### Task goal
Repeat every entry word for word, but leave the images out of your copy.

### Data to use
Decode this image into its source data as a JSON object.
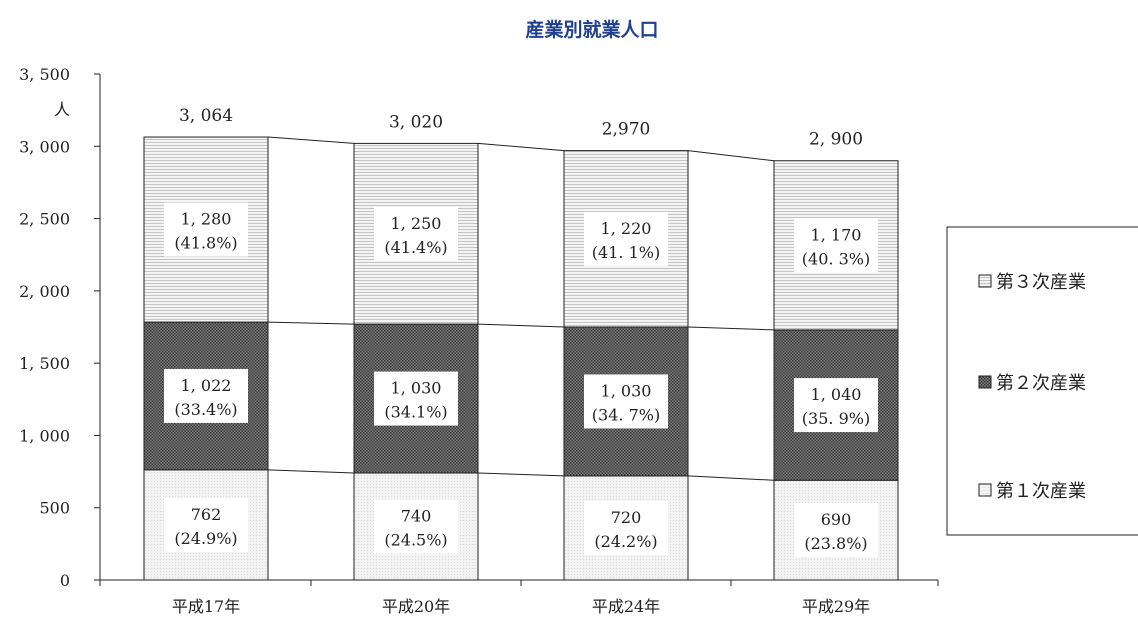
{
  "chart_data": {
    "type": "bar",
    "stacked": true,
    "title": "産業別就業人口",
    "ylabel": "人",
    "ylim": [
      0,
      3500
    ],
    "ytick_step": 500,
    "categories": [
      "平成17年",
      "平成20年",
      "平成24年",
      "平成29年"
    ],
    "totals": [
      "3, 064",
      "3, 020",
      "2,970",
      "2, 900"
    ],
    "series": [
      {
        "name": "第１次産業",
        "values": [
          762,
          740,
          720,
          690
        ],
        "value_labels": [
          "762",
          "740",
          "720",
          "690"
        ],
        "pct_labels": [
          "(24.9%)",
          "(24.5%)",
          "(24.2%)",
          "(23.8%)"
        ],
        "pattern": "light-dots",
        "color": "#ededed"
      },
      {
        "name": "第２次産業",
        "values": [
          1022,
          1030,
          1030,
          1040
        ],
        "value_labels": [
          "1, 022",
          "1, 030",
          "1, 030",
          "1, 040"
        ],
        "pct_labels": [
          "(33.4%)",
          "(34.1%)",
          "(34. 7%)",
          "(35. 9%)"
        ],
        "pattern": "dark-hatch",
        "color": "#5a5a5a"
      },
      {
        "name": "第３次産業",
        "values": [
          1280,
          1250,
          1220,
          1170
        ],
        "value_labels": [
          "1, 280",
          "1, 250",
          "1, 220",
          "1, 170"
        ],
        "pct_labels": [
          "(41.8%)",
          "(41.4%)",
          "(41. 1%)",
          "(40. 3%)"
        ],
        "pattern": "light-lines",
        "color": "#dcdcdc"
      }
    ],
    "legend_order": [
      "第３次産業",
      "第２次産業",
      "第１次産業"
    ],
    "legend": "right",
    "grid": false
  }
}
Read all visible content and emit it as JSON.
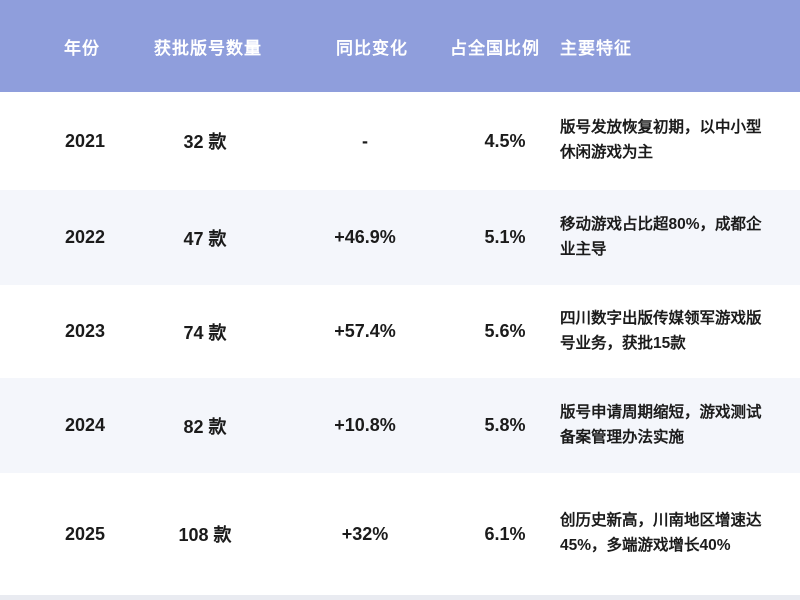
{
  "chart_data": {
    "type": "table",
    "columns": [
      "年份",
      "获批版号数量",
      "同比变化",
      "占全国比例",
      "主要特征"
    ],
    "rows": [
      [
        "2021",
        "32 款",
        "-",
        "4.5%",
        "版号发放恢复初期，以中小型休闲游戏为主"
      ],
      [
        "2022",
        "47 款",
        "+46.9%",
        "5.1%",
        "移动游戏占比超80%，成都企业主导"
      ],
      [
        "2023",
        "74 款",
        "+57.4%",
        "5.6%",
        "四川数字出版传媒领军游戏版号业务，获批15款"
      ],
      [
        "2024",
        "82 款",
        "+10.8%",
        "5.8%",
        "版号申请周期缩短，游戏测试备案管理办法实施"
      ],
      [
        "2025",
        "108 款",
        "+32%",
        "6.1%",
        "创历史新高，川南地区增速达45%，多端游戏增长40%"
      ]
    ]
  },
  "colors": {
    "header_bg": "#8f9edc",
    "row_alt_bg": "#f4f6fb",
    "footer_strip": "#e9ebf1",
    "text": "#1b1b1b",
    "header_text": "#ffffff"
  }
}
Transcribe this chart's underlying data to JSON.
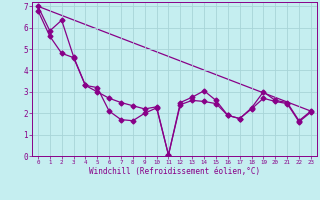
{
  "xlabel": "Windchill (Refroidissement éolien,°C)",
  "background_color": "#c5eef0",
  "grid_color": "#a8d4d8",
  "line_color": "#880088",
  "markersize": 2.5,
  "linewidth": 0.9,
  "xlim": [
    -0.5,
    23.5
  ],
  "ylim": [
    0,
    7.2
  ],
  "xticks": [
    0,
    1,
    2,
    3,
    4,
    5,
    6,
    7,
    8,
    9,
    10,
    11,
    12,
    13,
    14,
    15,
    16,
    17,
    18,
    19,
    20,
    21,
    22,
    23
  ],
  "yticks": [
    0,
    1,
    2,
    3,
    4,
    5,
    6,
    7
  ],
  "line1_x": [
    0,
    1,
    2,
    3,
    4,
    5,
    6,
    7,
    8,
    9,
    10,
    11,
    12,
    13,
    14,
    15,
    16,
    17,
    18,
    19,
    20,
    21,
    22,
    23
  ],
  "line1_y": [
    7.0,
    5.85,
    6.35,
    4.65,
    3.3,
    3.2,
    2.1,
    1.7,
    1.65,
    2.0,
    2.25,
    0.05,
    2.5,
    2.75,
    3.05,
    2.6,
    1.9,
    1.75,
    2.25,
    3.0,
    2.6,
    2.5,
    1.65,
    2.1
  ],
  "line2_x": [
    0,
    1,
    2,
    3,
    4,
    5,
    6,
    7,
    8,
    9,
    10,
    11,
    12,
    13,
    14,
    15,
    16,
    17,
    18,
    19,
    20,
    21,
    22,
    23
  ],
  "line2_y": [
    6.8,
    5.6,
    4.8,
    4.6,
    3.3,
    3.0,
    2.7,
    2.5,
    2.35,
    2.2,
    2.3,
    0.05,
    2.4,
    2.6,
    2.55,
    2.45,
    1.9,
    1.75,
    2.2,
    2.7,
    2.55,
    2.45,
    1.6,
    2.05
  ],
  "line3_x": [
    0,
    23
  ],
  "line3_y": [
    7.0,
    2.1
  ]
}
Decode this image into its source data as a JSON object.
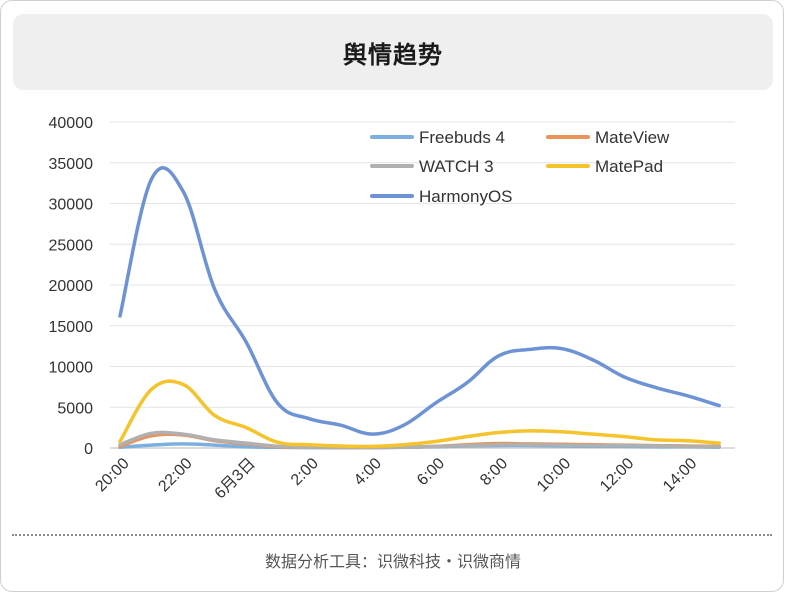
{
  "header": {
    "title": "舆情趋势"
  },
  "footer": {
    "text": "数据分析工具：识微科技・识微商情"
  },
  "chart_data": {
    "type": "line",
    "title": "舆情趋势",
    "xlabel": "",
    "ylabel": "",
    "ylim": [
      0,
      40000
    ],
    "y_ticks": [
      "0",
      "5000",
      "10000",
      "15000",
      "20000",
      "25000",
      "30000",
      "35000",
      "40000"
    ],
    "x_tick_labels": [
      "20:00",
      "22:00",
      "6月3日",
      "2:00",
      "4:00",
      "6:00",
      "8:00",
      "10:00",
      "12:00",
      "14:00"
    ],
    "x_tick_hours": [
      0,
      2,
      4,
      6,
      8,
      10,
      12,
      14,
      16,
      18
    ],
    "x_range_hours": [
      0,
      19.5
    ],
    "grid": "horizontal",
    "legend_position": "top-right",
    "x": [
      0,
      1,
      2,
      3,
      4,
      5,
      6,
      7,
      8,
      9,
      10,
      11,
      12,
      13,
      14,
      15,
      16,
      17,
      18,
      19
    ],
    "series": [
      {
        "name": "Freebuds 4",
        "color": "#7bafe0",
        "values": [
          100,
          350,
          500,
          350,
          150,
          80,
          50,
          50,
          50,
          100,
          150,
          250,
          300,
          300,
          250,
          200,
          200,
          150,
          150,
          100
        ]
      },
      {
        "name": "MateView",
        "color": "#e8935a",
        "values": [
          200,
          1500,
          1600,
          900,
          500,
          150,
          80,
          50,
          50,
          100,
          200,
          400,
          550,
          500,
          450,
          400,
          350,
          300,
          250,
          200
        ]
      },
      {
        "name": "WATCH 3",
        "color": "#b0b0b0",
        "values": [
          400,
          1800,
          1700,
          1000,
          600,
          200,
          100,
          60,
          50,
          100,
          200,
          300,
          400,
          400,
          350,
          300,
          300,
          250,
          200,
          150
        ]
      },
      {
        "name": "MatePad",
        "color": "#f5c32c",
        "values": [
          800,
          7200,
          7800,
          4000,
          2500,
          700,
          400,
          250,
          200,
          400,
          800,
          1400,
          1900,
          2100,
          2000,
          1700,
          1400,
          1000,
          900,
          600
        ]
      },
      {
        "name": "HarmonyOS",
        "color": "#6e93d4",
        "values": [
          16200,
          33000,
          31500,
          19500,
          13000,
          5500,
          3600,
          2800,
          1700,
          2800,
          5500,
          8000,
          11300,
          12100,
          12200,
          10800,
          8700,
          7400,
          6400,
          5200
        ]
      }
    ]
  }
}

### Exercise output
Decode this image into its source data as a JSON object.
{
  "chart_data": {
    "type": "bar",
    "stacked": true,
    "title": "産業別就業人口",
    "ylabel": "人",
    "ylim": [
      0,
      3500
    ],
    "ytick_step": 500,
    "categories": [
      "平成17年",
      "平成20年",
      "平成24年",
      "平成29年"
    ],
    "totals": [
      "3, 064",
      "3, 020",
      "2,970",
      "2, 900"
    ],
    "series": [
      {
        "name": "第１次産業",
        "values": [
          762,
          740,
          720,
          690
        ],
        "value_labels": [
          "762",
          "740",
          "720",
          "690"
        ],
        "pct_labels": [
          "(24.9%)",
          "(24.5%)",
          "(24.2%)",
          "(23.8%)"
        ],
        "pattern": "light-dots",
        "color": "#ededed"
      },
      {
        "name": "第２次産業",
        "values": [
          1022,
          1030,
          1030,
          1040
        ],
        "value_labels": [
          "1, 022",
          "1, 030",
          "1, 030",
          "1, 040"
        ],
        "pct_labels": [
          "(33.4%)",
          "(34.1%)",
          "(34. 7%)",
          "(35. 9%)"
        ],
        "pattern": "dark-hatch",
        "color": "#5a5a5a"
      },
      {
        "name": "第３次産業",
        "values": [
          1280,
          1250,
          1220,
          1170
        ],
        "value_labels": [
          "1, 280",
          "1, 250",
          "1, 220",
          "1, 170"
        ],
        "pct_labels": [
          "(41.8%)",
          "(41.4%)",
          "(41. 1%)",
          "(40. 3%)"
        ],
        "pattern": "light-lines",
        "color": "#dcdcdc"
      }
    ],
    "legend_order": [
      "第３次産業",
      "第２次産業",
      "第１次産業"
    ],
    "legend": "right",
    "grid": false
  }
}
Read all visible content and emit it as JSON.
{
  "chart_data": {
    "type": "table",
    "columns": [
      "年份",
      "获批版号数量",
      "同比变化",
      "占全国比例",
      "主要特征"
    ],
    "rows": [
      [
        "2021",
        "32 款",
        "-",
        "4.5%",
        "版号发放恢复初期，以中小型休闲游戏为主"
      ],
      [
        "2022",
        "47 款",
        "+46.9%",
        "5.1%",
        "移动游戏占比超80%，成都企业主导"
      ],
      [
        "2023",
        "74 款",
        "+57.4%",
        "5.6%",
        "四川数字出版传媒领军游戏版号业务，获批15款"
      ],
      [
        "2024",
        "82 款",
        "+10.8%",
        "5.8%",
        "版号申请周期缩短，游戏测试备案管理办法实施"
      ],
      [
        "2025",
        "108 款",
        "+32%",
        "6.1%",
        "创历史新高，川南地区增速达45%，多端游戏增长40%"
      ]
    ]
  },
  "colors": {
    "header_bg": "#8f9edc",
    "row_alt_bg": "#f4f6fb",
    "footer_strip": "#e9ebf1",
    "text": "#1b1b1b",
    "header_text": "#ffffff"
  }
}
Transcribe this chart's underlying data to JSON.
{
  "xlabel": "Windchill (Refroidissement éolien,°C)",
  "background_color": "#c5eef0",
  "grid_color": "#a8d4d8",
  "line_color": "#880088",
  "markersize": 2.5,
  "linewidth": 0.9,
  "xlim": [
    -0.5,
    23.5
  ],
  "ylim": [
    0,
    7.2
  ],
  "xticks": [
    0,
    1,
    2,
    3,
    4,
    5,
    6,
    7,
    8,
    9,
    10,
    11,
    12,
    13,
    14,
    15,
    16,
    17,
    18,
    19,
    20,
    21,
    22,
    23
  ],
  "yticks": [
    0,
    1,
    2,
    3,
    4,
    5,
    6,
    7
  ],
  "line1_x": [
    0,
    1,
    2,
    3,
    4,
    5,
    6,
    7,
    8,
    9,
    10,
    11,
    12,
    13,
    14,
    15,
    16,
    17,
    18,
    19,
    20,
    21,
    22,
    23
  ],
  "line1_y": [
    7.0,
    5.85,
    6.35,
    4.65,
    3.3,
    3.2,
    2.1,
    1.7,
    1.65,
    2.0,
    2.25,
    0.05,
    2.5,
    2.75,
    3.05,
    2.6,
    1.9,
    1.75,
    2.25,
    3.0,
    2.6,
    2.5,
    1.65,
    2.1
  ],
  "line2_x": [
    0,
    1,
    2,
    3,
    4,
    5,
    6,
    7,
    8,
    9,
    10,
    11,
    12,
    13,
    14,
    15,
    16,
    17,
    18,
    19,
    20,
    21,
    22,
    23
  ],
  "line2_y": [
    6.8,
    5.6,
    4.8,
    4.6,
    3.3,
    3.0,
    2.7,
    2.5,
    2.35,
    2.2,
    2.3,
    0.05,
    2.4,
    2.6,
    2.55,
    2.45,
    1.9,
    1.75,
    2.2,
    2.7,
    2.55,
    2.45,
    1.6,
    2.05
  ],
  "line3_x": [
    0,
    23
  ],
  "line3_y": [
    7.0,
    2.1
  ]
}
Decode this image into its source data as a JSON object.
{
  "header": {
    "title": "舆情趋势"
  },
  "footer": {
    "text": "数据分析工具：识微科技・识微商情"
  },
  "chart_data": {
    "type": "line",
    "title": "舆情趋势",
    "xlabel": "",
    "ylabel": "",
    "ylim": [
      0,
      40000
    ],
    "y_ticks": [
      "0",
      "5000",
      "10000",
      "15000",
      "20000",
      "25000",
      "30000",
      "35000",
      "40000"
    ],
    "x_tick_labels": [
      "20:00",
      "22:00",
      "6月3日",
      "2:00",
      "4:00",
      "6:00",
      "8:00",
      "10:00",
      "12:00",
      "14:00"
    ],
    "x_tick_hours": [
      0,
      2,
      4,
      6,
      8,
      10,
      12,
      14,
      16,
      18
    ],
    "x_range_hours": [
      0,
      19.5
    ],
    "grid": "horizontal",
    "legend_position": "top-right",
    "x": [
      0,
      1,
      2,
      3,
      4,
      5,
      6,
      7,
      8,
      9,
      10,
      11,
      12,
      13,
      14,
      15,
      16,
      17,
      18,
      19
    ],
    "series": [
      {
        "name": "Freebuds 4",
        "color": "#7bafe0",
        "values": [
          100,
          350,
          500,
          350,
          150,
          80,
          50,
          50,
          50,
          100,
          150,
          250,
          300,
          300,
          250,
          200,
          200,
          150,
          150,
          100
        ]
      },
      {
        "name": "MateView",
        "color": "#e8935a",
        "values": [
          200,
          1500,
          1600,
          900,
          500,
          150,
          80,
          50,
          50,
          100,
          200,
          400,
          550,
          500,
          450,
          400,
          350,
          300,
          250,
          200
        ]
      },
      {
        "name": "WATCH 3",
        "color": "#b0b0b0",
        "values": [
          400,
          1800,
          1700,
          1000,
          600,
          200,
          100,
          60,
          50,
          100,
          200,
          300,
          400,
          400,
          350,
          300,
          300,
          250,
          200,
          150
        ]
      },
      {
        "name": "MatePad",
        "color": "#f5c32c",
        "values": [
          800,
          7200,
          7800,
          4000,
          2500,
          700,
          400,
          250,
          200,
          400,
          800,
          1400,
          1900,
          2100,
          2000,
          1700,
          1400,
          1000,
          900,
          600
        ]
      },
      {
        "name": "HarmonyOS",
        "color": "#6e93d4",
        "values": [
          16200,
          33000,
          31500,
          19500,
          13000,
          5500,
          3600,
          2800,
          1700,
          2800,
          5500,
          8000,
          11300,
          12100,
          12200,
          10800,
          8700,
          7400,
          6400,
          5200
        ]
      }
    ]
  }
}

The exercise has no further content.